### Exercise prompt
Read through the entries below and return each line with the word "fraction".

Start Records provided

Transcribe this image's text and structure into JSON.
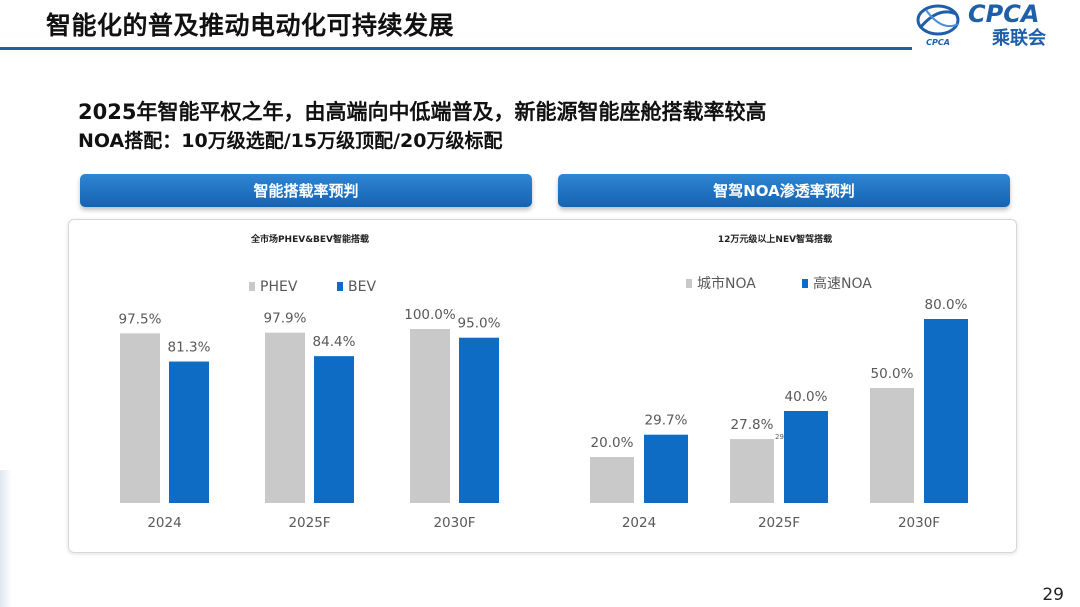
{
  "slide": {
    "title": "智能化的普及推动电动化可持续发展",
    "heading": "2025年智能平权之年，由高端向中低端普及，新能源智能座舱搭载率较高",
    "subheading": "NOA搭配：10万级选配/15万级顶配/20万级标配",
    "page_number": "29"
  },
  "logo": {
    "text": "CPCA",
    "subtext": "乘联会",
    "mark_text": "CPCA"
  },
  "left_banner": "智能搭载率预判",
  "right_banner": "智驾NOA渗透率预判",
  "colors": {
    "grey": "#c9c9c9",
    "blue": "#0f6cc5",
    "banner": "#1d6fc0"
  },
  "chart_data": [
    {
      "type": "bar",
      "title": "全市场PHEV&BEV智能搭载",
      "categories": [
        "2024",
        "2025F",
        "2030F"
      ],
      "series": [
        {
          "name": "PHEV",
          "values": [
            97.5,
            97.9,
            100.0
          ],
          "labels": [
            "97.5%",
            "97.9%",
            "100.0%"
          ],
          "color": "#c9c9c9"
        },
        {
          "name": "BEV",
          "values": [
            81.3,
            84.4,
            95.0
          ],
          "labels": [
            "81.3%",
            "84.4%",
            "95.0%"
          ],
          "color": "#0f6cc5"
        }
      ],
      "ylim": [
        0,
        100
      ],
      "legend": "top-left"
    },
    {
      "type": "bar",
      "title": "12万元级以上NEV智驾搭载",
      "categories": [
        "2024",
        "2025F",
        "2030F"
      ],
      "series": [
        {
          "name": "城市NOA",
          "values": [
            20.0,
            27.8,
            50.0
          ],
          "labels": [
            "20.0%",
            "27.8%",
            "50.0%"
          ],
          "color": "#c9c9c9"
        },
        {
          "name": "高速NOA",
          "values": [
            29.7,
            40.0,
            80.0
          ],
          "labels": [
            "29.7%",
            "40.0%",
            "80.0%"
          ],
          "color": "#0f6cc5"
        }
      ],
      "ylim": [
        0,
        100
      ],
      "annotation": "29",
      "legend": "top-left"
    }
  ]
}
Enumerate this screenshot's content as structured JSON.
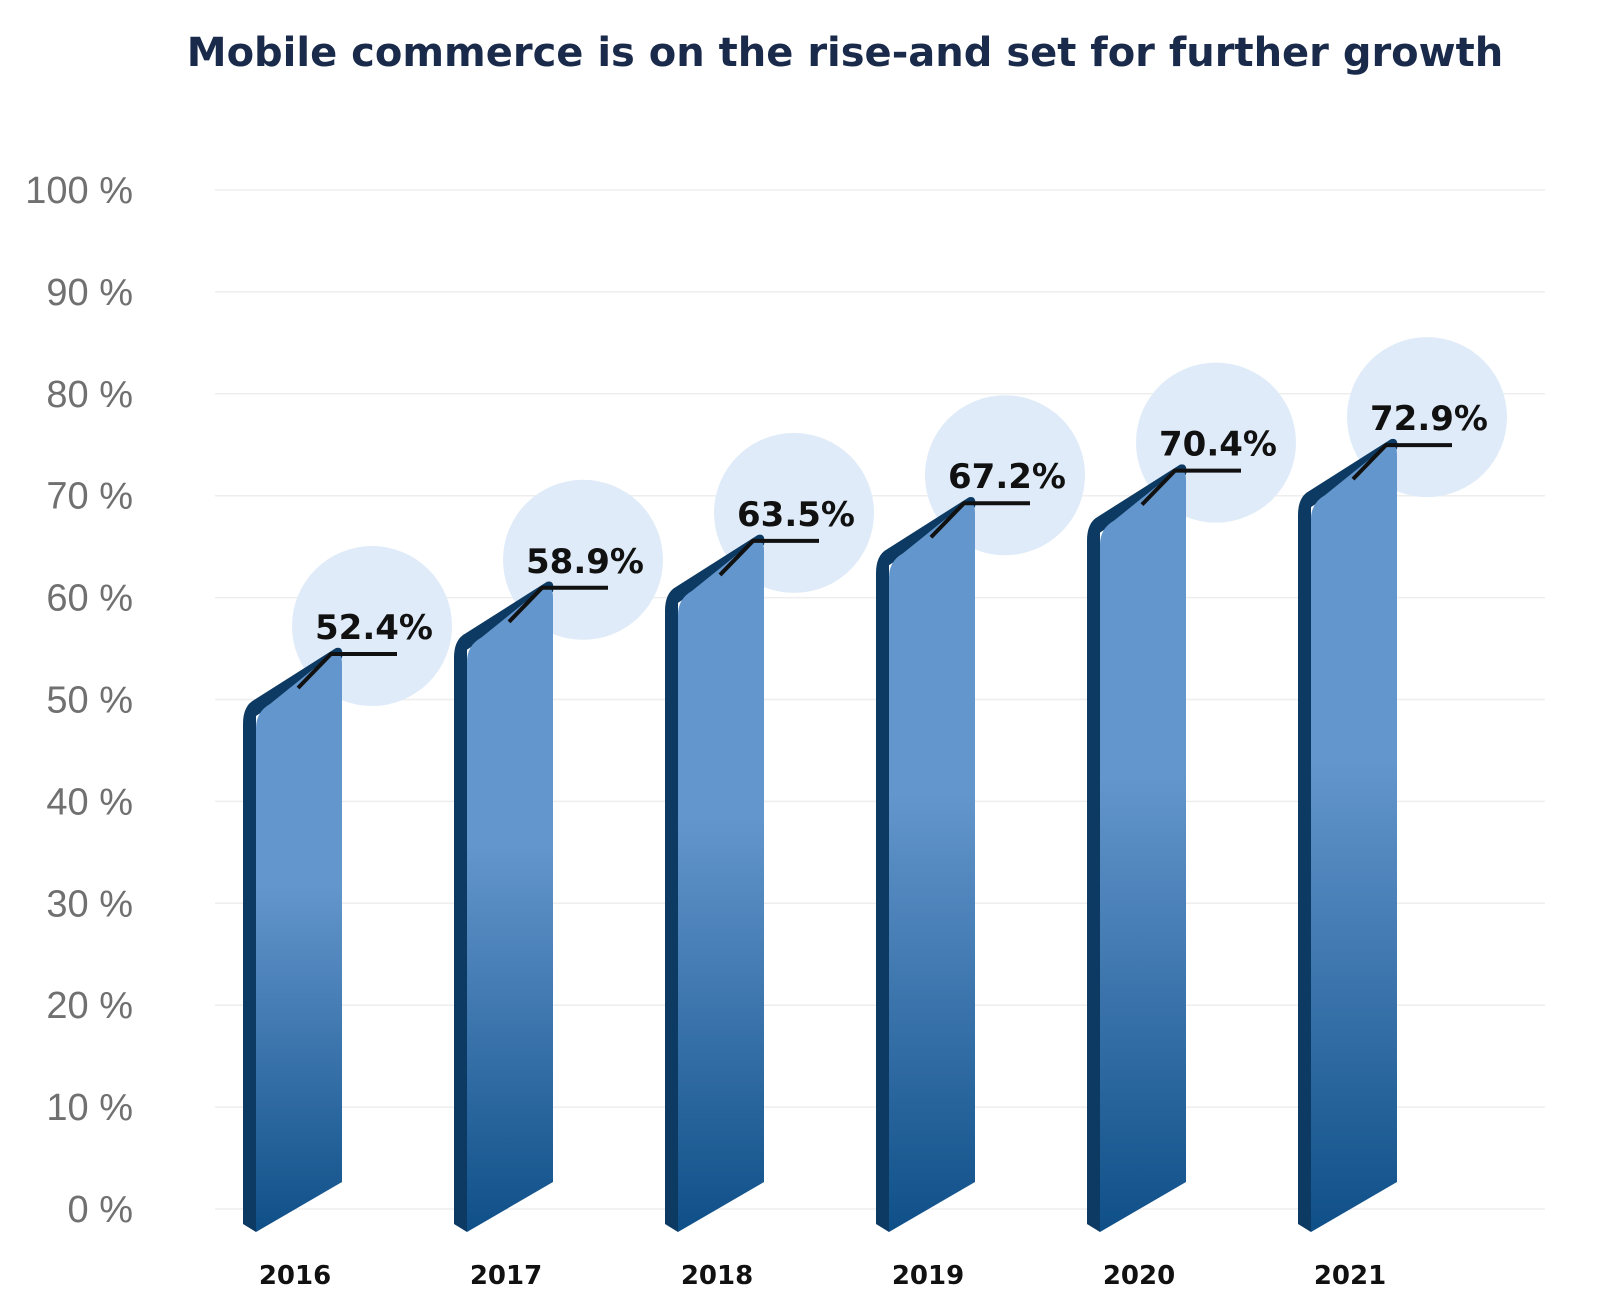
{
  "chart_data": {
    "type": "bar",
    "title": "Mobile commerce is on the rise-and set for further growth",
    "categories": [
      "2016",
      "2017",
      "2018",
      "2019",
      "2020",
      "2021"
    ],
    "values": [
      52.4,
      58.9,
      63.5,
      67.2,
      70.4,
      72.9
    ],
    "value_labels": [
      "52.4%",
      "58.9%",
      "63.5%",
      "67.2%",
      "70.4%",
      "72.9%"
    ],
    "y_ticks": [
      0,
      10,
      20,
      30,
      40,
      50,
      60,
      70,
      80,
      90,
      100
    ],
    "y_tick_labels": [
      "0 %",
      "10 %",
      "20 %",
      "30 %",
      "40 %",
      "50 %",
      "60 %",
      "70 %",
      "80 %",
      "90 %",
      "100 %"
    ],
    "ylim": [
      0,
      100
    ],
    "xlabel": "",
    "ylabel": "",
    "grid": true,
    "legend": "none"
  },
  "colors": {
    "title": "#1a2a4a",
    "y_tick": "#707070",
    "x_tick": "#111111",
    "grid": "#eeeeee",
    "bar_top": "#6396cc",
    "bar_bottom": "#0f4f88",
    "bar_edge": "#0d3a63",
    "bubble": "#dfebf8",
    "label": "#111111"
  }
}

End Records provided
Start Records provided

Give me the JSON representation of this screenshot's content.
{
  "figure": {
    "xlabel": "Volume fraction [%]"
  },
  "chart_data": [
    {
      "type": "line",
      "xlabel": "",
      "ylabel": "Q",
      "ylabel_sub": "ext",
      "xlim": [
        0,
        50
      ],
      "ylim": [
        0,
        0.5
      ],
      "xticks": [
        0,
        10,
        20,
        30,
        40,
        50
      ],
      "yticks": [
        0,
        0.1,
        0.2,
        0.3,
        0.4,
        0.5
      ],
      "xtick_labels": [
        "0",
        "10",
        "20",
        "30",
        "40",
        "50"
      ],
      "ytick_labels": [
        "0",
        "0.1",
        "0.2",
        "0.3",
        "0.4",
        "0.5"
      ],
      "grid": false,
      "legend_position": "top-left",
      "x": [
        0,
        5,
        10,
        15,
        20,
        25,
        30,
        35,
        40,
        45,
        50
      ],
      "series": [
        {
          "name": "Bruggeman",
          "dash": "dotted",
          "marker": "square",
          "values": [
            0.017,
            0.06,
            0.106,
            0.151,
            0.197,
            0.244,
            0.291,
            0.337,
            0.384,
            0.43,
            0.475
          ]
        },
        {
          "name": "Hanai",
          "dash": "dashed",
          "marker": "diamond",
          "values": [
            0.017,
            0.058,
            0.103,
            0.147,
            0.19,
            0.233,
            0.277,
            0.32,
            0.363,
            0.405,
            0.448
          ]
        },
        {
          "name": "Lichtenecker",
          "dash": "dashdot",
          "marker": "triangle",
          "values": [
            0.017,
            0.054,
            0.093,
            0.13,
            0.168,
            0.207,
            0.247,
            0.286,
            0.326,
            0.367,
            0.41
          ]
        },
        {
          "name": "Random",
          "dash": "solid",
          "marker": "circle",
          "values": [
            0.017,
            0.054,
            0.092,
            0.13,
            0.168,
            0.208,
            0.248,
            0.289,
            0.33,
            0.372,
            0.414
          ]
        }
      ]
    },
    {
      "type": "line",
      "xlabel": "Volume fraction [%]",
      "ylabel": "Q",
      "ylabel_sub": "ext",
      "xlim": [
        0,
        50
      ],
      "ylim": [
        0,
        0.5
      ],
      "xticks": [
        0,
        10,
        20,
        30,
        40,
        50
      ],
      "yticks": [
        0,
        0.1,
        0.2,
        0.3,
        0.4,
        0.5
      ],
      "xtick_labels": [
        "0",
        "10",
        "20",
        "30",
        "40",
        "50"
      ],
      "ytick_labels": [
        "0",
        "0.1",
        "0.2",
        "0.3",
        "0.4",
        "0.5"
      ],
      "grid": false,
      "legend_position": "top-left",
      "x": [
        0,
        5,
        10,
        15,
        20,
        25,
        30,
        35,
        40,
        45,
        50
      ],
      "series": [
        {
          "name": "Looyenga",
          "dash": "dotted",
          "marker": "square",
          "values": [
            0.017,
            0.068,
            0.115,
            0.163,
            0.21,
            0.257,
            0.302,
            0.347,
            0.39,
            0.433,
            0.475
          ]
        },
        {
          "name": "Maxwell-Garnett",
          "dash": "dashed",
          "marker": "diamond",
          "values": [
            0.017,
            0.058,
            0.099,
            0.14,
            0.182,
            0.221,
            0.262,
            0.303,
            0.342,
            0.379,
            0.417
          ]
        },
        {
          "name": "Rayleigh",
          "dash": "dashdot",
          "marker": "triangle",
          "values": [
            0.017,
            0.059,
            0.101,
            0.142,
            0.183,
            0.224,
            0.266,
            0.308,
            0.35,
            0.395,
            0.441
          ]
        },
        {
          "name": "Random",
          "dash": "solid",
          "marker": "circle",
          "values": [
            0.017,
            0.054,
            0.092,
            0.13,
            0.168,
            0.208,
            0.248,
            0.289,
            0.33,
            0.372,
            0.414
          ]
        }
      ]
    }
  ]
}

End Records provided

### Output for this task
    "xlabel": "Volume fraction [%]"
      "xlabel": "Volume fraction [%]",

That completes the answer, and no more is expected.